▸ Entries supplied:
++++++++++++++++++++
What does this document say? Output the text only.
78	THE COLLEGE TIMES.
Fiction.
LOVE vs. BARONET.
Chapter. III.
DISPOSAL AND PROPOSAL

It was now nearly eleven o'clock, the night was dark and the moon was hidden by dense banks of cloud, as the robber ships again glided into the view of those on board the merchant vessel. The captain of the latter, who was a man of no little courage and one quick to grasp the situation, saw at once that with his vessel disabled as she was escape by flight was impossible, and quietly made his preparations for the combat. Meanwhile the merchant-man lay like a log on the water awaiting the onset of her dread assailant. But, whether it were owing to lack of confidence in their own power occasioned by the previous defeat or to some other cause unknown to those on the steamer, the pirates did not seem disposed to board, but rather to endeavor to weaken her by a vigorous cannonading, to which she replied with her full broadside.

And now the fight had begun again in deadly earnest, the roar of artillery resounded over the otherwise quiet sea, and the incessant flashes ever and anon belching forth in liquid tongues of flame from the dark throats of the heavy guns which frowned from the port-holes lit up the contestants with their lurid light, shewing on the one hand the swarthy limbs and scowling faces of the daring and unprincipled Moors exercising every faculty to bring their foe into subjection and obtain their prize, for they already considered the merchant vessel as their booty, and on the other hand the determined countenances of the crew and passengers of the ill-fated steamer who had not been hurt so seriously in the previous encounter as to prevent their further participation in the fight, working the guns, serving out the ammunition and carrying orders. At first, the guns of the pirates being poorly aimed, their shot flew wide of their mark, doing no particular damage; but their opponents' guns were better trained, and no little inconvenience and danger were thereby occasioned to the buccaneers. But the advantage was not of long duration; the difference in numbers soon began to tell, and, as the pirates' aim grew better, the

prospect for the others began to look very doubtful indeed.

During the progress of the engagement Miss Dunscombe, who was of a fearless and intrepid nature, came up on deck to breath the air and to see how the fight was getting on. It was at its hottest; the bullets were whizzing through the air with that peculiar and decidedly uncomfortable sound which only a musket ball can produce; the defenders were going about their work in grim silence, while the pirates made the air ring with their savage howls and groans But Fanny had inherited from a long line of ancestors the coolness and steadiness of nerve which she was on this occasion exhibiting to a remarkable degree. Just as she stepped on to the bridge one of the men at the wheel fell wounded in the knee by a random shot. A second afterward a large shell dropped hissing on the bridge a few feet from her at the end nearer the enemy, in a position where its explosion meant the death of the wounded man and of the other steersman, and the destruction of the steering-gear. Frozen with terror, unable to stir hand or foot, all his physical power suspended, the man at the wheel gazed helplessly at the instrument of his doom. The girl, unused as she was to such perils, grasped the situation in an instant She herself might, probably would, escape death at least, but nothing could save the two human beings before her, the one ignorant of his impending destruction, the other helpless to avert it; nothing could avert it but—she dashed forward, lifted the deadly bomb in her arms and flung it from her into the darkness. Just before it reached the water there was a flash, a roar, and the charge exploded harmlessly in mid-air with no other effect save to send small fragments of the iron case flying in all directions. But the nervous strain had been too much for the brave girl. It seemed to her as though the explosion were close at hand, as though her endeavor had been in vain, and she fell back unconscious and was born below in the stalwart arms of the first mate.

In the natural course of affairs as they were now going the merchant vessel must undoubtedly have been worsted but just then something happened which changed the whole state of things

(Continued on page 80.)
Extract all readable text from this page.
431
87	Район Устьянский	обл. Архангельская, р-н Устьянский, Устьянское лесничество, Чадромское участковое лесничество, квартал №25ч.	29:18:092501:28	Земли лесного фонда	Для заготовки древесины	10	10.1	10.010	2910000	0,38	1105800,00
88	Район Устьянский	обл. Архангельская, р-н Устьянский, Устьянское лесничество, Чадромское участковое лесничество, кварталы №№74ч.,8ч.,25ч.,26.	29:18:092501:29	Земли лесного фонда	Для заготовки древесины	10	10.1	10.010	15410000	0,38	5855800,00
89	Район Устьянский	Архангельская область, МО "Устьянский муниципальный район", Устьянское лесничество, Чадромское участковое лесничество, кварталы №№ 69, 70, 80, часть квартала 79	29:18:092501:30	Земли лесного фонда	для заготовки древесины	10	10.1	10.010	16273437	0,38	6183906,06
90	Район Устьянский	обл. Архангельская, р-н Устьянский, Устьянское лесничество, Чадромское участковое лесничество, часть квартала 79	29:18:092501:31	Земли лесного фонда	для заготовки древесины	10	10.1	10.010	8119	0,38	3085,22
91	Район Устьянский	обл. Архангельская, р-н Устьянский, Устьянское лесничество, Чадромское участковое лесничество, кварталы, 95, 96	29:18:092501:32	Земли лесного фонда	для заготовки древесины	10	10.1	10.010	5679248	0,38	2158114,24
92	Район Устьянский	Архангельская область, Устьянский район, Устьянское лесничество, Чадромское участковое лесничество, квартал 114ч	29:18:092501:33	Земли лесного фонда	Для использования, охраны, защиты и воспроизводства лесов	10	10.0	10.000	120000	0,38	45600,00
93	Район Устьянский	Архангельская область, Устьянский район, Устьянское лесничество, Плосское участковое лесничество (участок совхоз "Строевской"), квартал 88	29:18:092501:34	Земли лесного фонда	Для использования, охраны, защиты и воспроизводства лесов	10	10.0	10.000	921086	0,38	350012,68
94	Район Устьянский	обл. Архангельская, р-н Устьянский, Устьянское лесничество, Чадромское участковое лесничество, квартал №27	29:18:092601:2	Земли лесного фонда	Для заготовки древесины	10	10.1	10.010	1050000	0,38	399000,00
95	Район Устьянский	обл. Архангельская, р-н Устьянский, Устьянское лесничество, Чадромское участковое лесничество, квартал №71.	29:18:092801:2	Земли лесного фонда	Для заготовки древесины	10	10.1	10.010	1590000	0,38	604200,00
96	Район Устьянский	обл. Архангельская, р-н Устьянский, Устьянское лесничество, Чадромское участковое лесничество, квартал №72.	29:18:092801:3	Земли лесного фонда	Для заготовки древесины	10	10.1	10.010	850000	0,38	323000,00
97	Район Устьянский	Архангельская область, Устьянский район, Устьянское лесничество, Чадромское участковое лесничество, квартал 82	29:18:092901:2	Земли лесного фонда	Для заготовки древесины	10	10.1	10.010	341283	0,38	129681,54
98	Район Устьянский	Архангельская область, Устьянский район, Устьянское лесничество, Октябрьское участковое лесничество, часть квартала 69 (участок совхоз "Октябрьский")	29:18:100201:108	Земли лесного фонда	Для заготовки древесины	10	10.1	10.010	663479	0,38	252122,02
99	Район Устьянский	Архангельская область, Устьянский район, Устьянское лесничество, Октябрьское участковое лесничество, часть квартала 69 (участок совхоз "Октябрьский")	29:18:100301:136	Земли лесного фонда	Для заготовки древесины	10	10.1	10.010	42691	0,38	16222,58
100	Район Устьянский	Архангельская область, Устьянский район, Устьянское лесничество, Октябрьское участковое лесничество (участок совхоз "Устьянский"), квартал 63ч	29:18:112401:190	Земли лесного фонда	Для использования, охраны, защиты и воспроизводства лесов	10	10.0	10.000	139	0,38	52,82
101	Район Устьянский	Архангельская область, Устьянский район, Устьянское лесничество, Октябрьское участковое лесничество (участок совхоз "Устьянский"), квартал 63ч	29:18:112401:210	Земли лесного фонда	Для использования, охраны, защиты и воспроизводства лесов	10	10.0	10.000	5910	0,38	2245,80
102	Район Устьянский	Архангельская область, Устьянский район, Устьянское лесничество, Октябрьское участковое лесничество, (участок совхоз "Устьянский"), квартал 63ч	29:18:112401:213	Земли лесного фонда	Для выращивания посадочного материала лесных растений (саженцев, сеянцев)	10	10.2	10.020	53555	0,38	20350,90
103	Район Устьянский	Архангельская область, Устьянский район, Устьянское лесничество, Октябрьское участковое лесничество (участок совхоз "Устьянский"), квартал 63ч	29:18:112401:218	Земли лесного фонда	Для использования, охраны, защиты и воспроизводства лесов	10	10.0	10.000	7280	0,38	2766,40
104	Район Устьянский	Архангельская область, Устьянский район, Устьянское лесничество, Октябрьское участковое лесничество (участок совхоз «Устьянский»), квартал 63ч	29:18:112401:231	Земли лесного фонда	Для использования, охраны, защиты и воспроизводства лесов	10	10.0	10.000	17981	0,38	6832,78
++++++++++++++++++++
▸ Exercise prompt:
Reproduce each line holding the word "кварталы".

▸ Solution below:
88	Район Устьянский	обл. Архангельская, р-н Устьянский, Устьянское лесничество, Чадромское участковое лесничество, кварталы №№74ч.,8ч.,25ч.,26.	29:18:092501:29	Земли лесного фонда	Для заготовки древесины	10	10.1	10.010	15410000	0,38	5855800,00
89	Район Устьянский	Архангельская область, МО "Устьянский муниципальный район", Устьянское лесничество, Чадромское участковое лесничество, кварталы №№ 69, 70, 80, часть квартала 79	29:18:092501:30	Земли лесного фонда	для заготовки древесины	10	10.1	10.010	16273437	0,38	6183906,06
91	Район Устьянский	обл. Архангельская, р-н Устьянский, Устьянское лесничество, Чадромское участковое лесничество, кварталы, 95, 96	29:18:092501:32	Земли лесного фонда	для заготовки древесины	10	10.1	10.010	5679248	0,38	2158114,24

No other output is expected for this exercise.